Records from a collection:

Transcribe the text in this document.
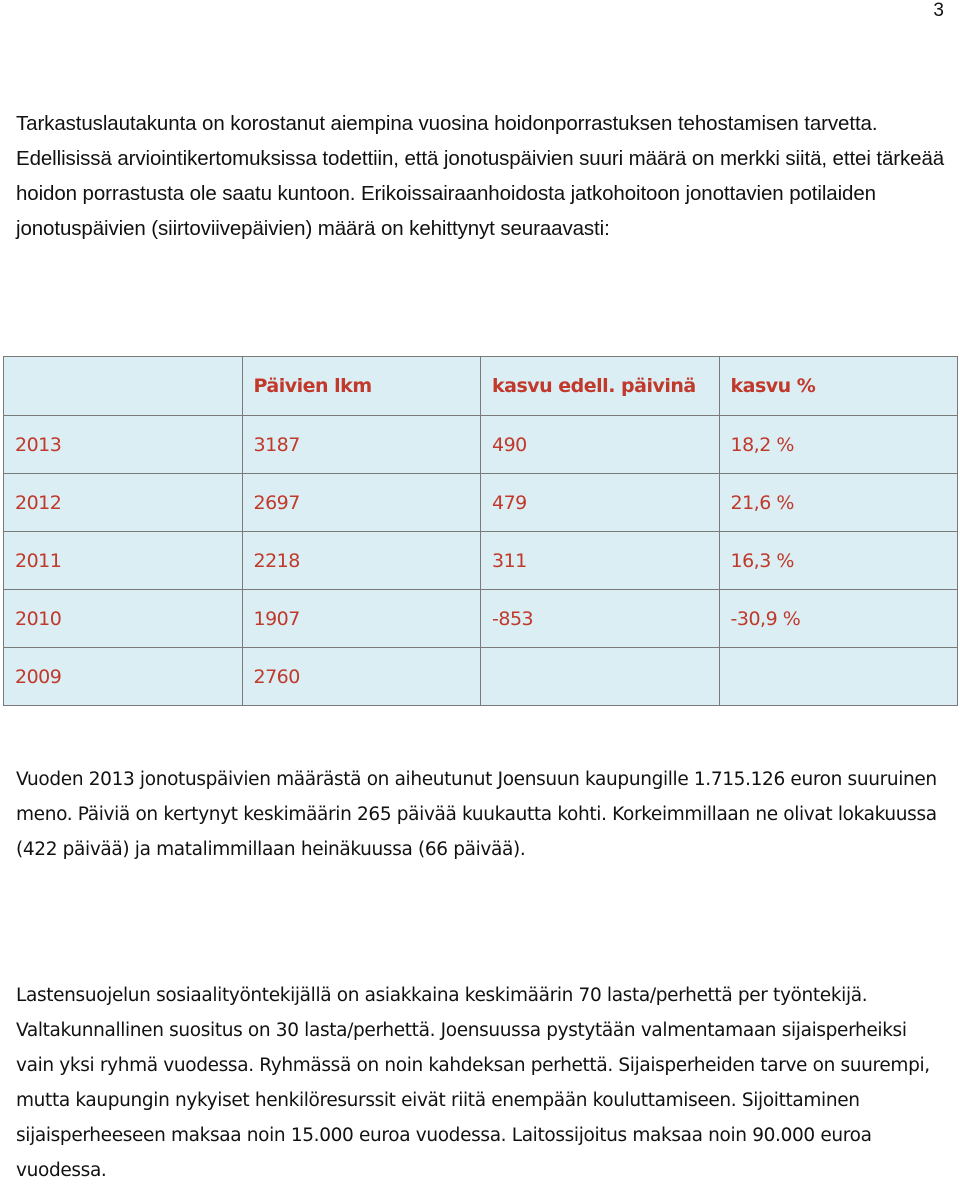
3

Tarkastuslautakunta on korostanut aiempina vuosina hoidonporrastuksen tehostamisen tarvetta. Edellisissä arviointikertomuksissa todettiin, että jonotuspäivien suuri määrä on merkki siitä, ettei tärkeää hoidon porrastusta ole saatu kuntoon. Erikoissairaanhoidosta jatkohoitoon jonottavien potilaiden jonotuspäivien (siirtoviivepäivien) määrä on kehittynyt seuraavasti:

	Päivien lkm	kasvu edell. päivinä	kasvu %
2013	3187	490	18,2 %
2012	2697	479	21,6 %
2011	2218	311	16,3 %
2010	1907	-853	-30,9 %
2009	2760		

Vuoden 2013 jonotuspäivien määrästä on aiheutunut Joensuun kaupungille 1.715.126 euron suuruinen meno. Päiviä on kertynyt keskimäärin 265 päivää kuukautta kohti. Korkeimmillaan ne olivat lokakuussa (422 päivää) ja matalimmillaan heinäkuussa (66 päivää).

Lastensuojelun sosiaalityöntekijällä on asiakkaina keskimäärin 70 lasta/perhettä per työntekijä. Valtakunnallinen suositus on 30 lasta/perhettä. Joensuussa pystytään valmentamaan sijaisperheiksi vain yksi ryhmä vuodessa. Ryhmässä on noin kahdeksan perhettä. Sijaisperheiden tarve on suurempi, mutta kaupungin nykyiset henkilöresurssit eivät riitä enempään kouluttamiseen. Sijoittaminen sijaisperheeseen maksaa noin 15.000 euroa vuodessa. Laitossijoitus maksaa noin 90.000 euroa vuodessa.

TASK STATEMENT: Exclude the pictures, and transcribe all of the material exactly.

COMPLETED EXERCISE:
Transcribe the text in this document.
3

Tarkastuslautakunta on korostanut aiempina vuosina hoidonporrastuksen tehostamisen tarvetta. Edellisissä arviointikertomuksissa todettiin, että jonotuspäivien suuri määrä on merkki siitä, ettei tärkeää hoidon porrastusta ole saatu kuntoon. Erikoissairaanhoidosta jatkohoitoon jonottavien potilaiden jonotuspäivien (siirtoviivepäivien) määrä on kehittynyt seuraavasti:

	Päivien lkm	kasvu edell. päivinä	kasvu %
2013	3187	490	18,2 %
2012	2697	479	21,6 %
2011	2218	311	16,3 %
2010	1907	-853	-30,9 %
2009	2760		

Vuoden 2013 jonotuspäivien määrästä on aiheutunut Joensuun kaupungille 1.715.126 euron suuruinen meno. Päiviä on kertynyt keskimäärin 265 päivää kuukautta kohti. Korkeimmillaan ne olivat lokakuussa (422 päivää) ja matalimmillaan heinäkuussa (66 päivää).

Lastensuojelun sosiaalityöntekijällä on asiakkaina keskimäärin 70 lasta/perhettä per työntekijä. Valtakunnallinen suositus on 30 lasta/perhettä. Joensuussa pystytään valmentamaan sijaisperheiksi vain yksi ryhmä vuodessa. Ryhmässä on noin kahdeksan perhettä. Sijaisperheiden tarve on suurempi, mutta kaupungin nykyiset henkilöresurssit eivät riitä enempään kouluttamiseen. Sijoittaminen sijaisperheeseen maksaa noin 15.000 euroa vuodessa. Laitossijoitus maksaa noin 90.000 euroa vuodessa.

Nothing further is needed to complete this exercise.